Data shown:

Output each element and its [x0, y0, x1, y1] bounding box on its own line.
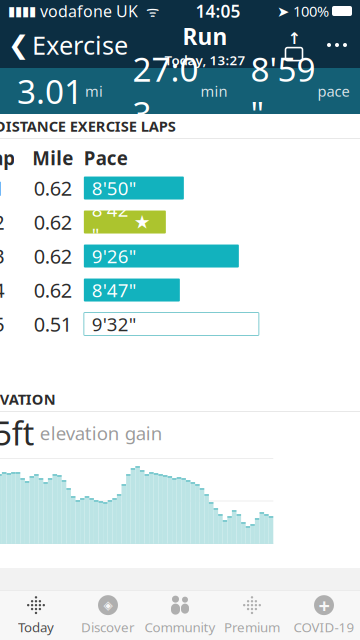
staticText: pace — [318, 81, 350, 101]
staticText: Exercise — [32, 28, 128, 62]
staticText: DISTANCE EXERCISE LAPS — [0, 116, 176, 136]
staticText: ᯤ — [138, 1, 159, 21]
staticText: 27:03 — [132, 47, 198, 135]
staticText: 5 — [0, 311, 4, 337]
button[interactable]: Community — [144, 591, 216, 640]
staticText: 8'42" — [92, 197, 129, 247]
staticText: min — [200, 81, 228, 101]
staticText: ❮ — [8, 31, 29, 59]
staticText: Premium — [224, 618, 280, 636]
staticText: 14:05 — [196, 0, 240, 22]
staticText: 115ft — [0, 412, 35, 454]
staticText: Community — [144, 618, 216, 636]
staticText: 8'59" — [250, 47, 316, 135]
staticText: mi — [85, 81, 103, 101]
staticText: 2 — [0, 209, 4, 235]
staticText: vodafone UK — [36, 0, 138, 22]
staticText: + — [318, 592, 330, 618]
staticText: 0.62 — [34, 277, 72, 303]
staticText: 0.51 — [34, 311, 72, 337]
staticText: Today — [18, 618, 54, 636]
staticText: Discover — [81, 618, 135, 636]
staticText: 0.62 — [34, 175, 72, 201]
staticText: Lap — [0, 146, 15, 170]
button[interactable]: ❮ — [0, 22, 136, 68]
staticText: ➤ 100% — [277, 1, 329, 21]
staticText: Today, 13:27 — [164, 51, 246, 69]
button[interactable]: Premium — [216, 591, 288, 640]
button[interactable]: + — [288, 591, 360, 640]
staticText: 1 — [0, 175, 4, 201]
button[interactable]: Today — [0, 591, 72, 640]
staticText: 4 — [0, 277, 4, 303]
staticText: 3.01 — [17, 69, 83, 113]
staticText: ELEVATION — [0, 389, 56, 409]
staticText: 3 — [0, 243, 4, 269]
staticText: Pace — [84, 146, 128, 170]
button[interactable]: Share — [274, 22, 314, 68]
staticText: ▮▮▮▮ — [8, 3, 36, 18]
staticText: Mile — [32, 146, 73, 170]
staticText: 8'47" — [92, 278, 137, 302]
staticText: ★ — [134, 211, 151, 233]
staticText: 0.62 — [34, 209, 72, 235]
staticText: 9'26" — [92, 244, 137, 268]
staticText: 0.62 — [34, 243, 72, 269]
staticText: 8'50" — [92, 176, 137, 200]
staticText: Run — [182, 21, 228, 51]
staticText: COVID-19 — [294, 618, 354, 636]
staticText: ↑ — [288, 29, 300, 48]
staticText: elevation gain — [35, 421, 163, 445]
button[interactable]: ◈ — [72, 591, 144, 640]
button[interactable]: More options — [314, 22, 360, 68]
staticText: ◈ — [104, 598, 112, 612]
staticText: 9'32" — [92, 312, 137, 336]
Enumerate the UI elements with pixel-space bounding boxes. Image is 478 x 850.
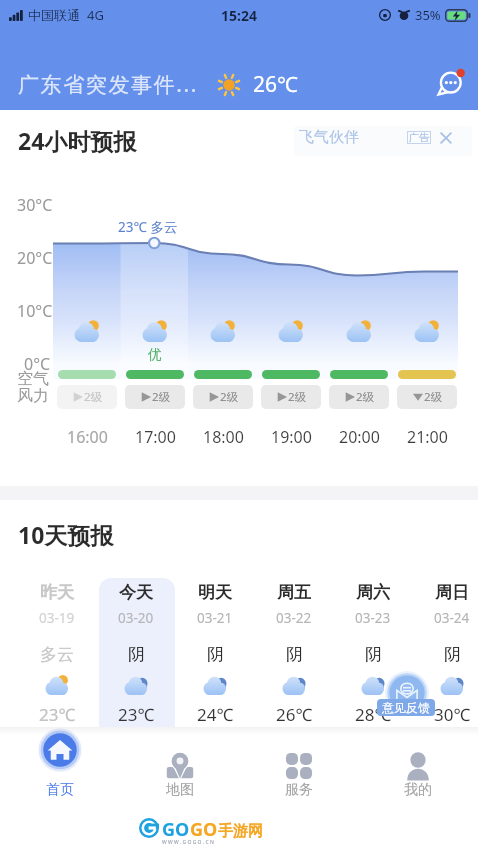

The request: Put every line of the records above into a JSON list of strings, one string per line, skipping blank lines. Leave the pictures out.

Reply to the exercise:
[
  "Output each element and its [x0, y0, x1, y1] bounding box on its own line.",
  "staticText: pace — [318, 81, 350, 101]",
  "staticText: Exercise — [32, 28, 128, 62]",
  "staticText: DISTANCE EXERCISE LAPS — [0, 116, 176, 136]",
  "staticText: ᯤ — [138, 1, 159, 21]",
  "staticText: 27:03 — [132, 47, 198, 135]",
  "staticText: 5 — [0, 311, 4, 337]",
  "button[interactable]: Community — [144, 591, 216, 640]",
  "staticText: 8'42\" — [92, 197, 129, 247]",
  "staticText: min — [200, 81, 228, 101]",
  "staticText: ❮ — [8, 31, 29, 59]",
  "staticText: Premium — [224, 618, 280, 636]",
  "staticText: 14:05 — [196, 0, 240, 22]",
  "staticText: 115ft — [0, 412, 35, 454]",
  "staticText: Community — [144, 618, 216, 636]",
  "staticText: 8'59\" — [250, 47, 316, 135]",
  "staticText: mi — [85, 81, 103, 101]",
  "staticText: 2 — [0, 209, 4, 235]",
  "staticText: vodafone UK — [36, 0, 138, 22]",
  "staticText: + — [318, 592, 330, 618]",
  "staticText: 0.62 — [34, 277, 72, 303]",
  "staticText: 0.51 — [34, 311, 72, 337]",
  "staticText: Today — [18, 618, 54, 636]",
  "staticText: Discover — [81, 618, 135, 636]",
  "staticText: 0.62 — [34, 175, 72, 201]",
  "staticText: Lap — [0, 146, 15, 170]",
  "button[interactable]: ❮ — [0, 22, 136, 68]",
  "staticText: ➤ 100% — [277, 1, 329, 21]",
  "staticText: Today, 13:27 — [164, 51, 246, 69]",
  "button[interactable]: Premium — [216, 591, 288, 640]",
  "button[interactable]: + — [288, 591, 360, 640]",
  "staticText: 1 — [0, 175, 4, 201]",
  "button[interactable]: Today — [0, 591, 72, 640]",
  "staticText: 4 — [0, 277, 4, 303]",
  "staticText: 3.01 — [17, 69, 83, 113]",
  "staticText: ELEVATION — [0, 389, 56, 409]",
  "staticText: 3 — [0, 243, 4, 269]",
  "staticText: Pace — [84, 146, 128, 170]",
  "button[interactable]: Share — [274, 22, 314, 68]",
  "staticText: ▮▮▮▮ — [8, 3, 36, 18]",
  "staticText: Mile — [32, 146, 73, 170]",
  "staticText: 8'47\" — [92, 278, 137, 302]",
  "staticText: ★ — [134, 211, 151, 233]",
  "staticText: 0.62 — [34, 209, 72, 235]",
  "staticText: 9'26\" — [92, 244, 137, 268]",
  "staticText: 0.62 — [34, 243, 72, 269]",
  "staticText: 8'50\" — [92, 176, 137, 200]",
  "staticText: Run — [182, 21, 228, 51]",
  "staticText: COVID-19 — [294, 618, 354, 636]",
  "staticText: ↑ — [288, 29, 300, 48]",
  "staticText: elevation gain — [35, 421, 163, 445]",
  "button[interactable]: ◈ — [72, 591, 144, 640]",
  "button[interactable]: More options — [314, 22, 360, 68]",
  "staticText: ◈ — [104, 598, 112, 612]",
  "staticText: 9'32\" — [92, 312, 137, 336]",
  "Enumerate the UI elements with pixel-space bounding boxes. Image is 478 x 850."
]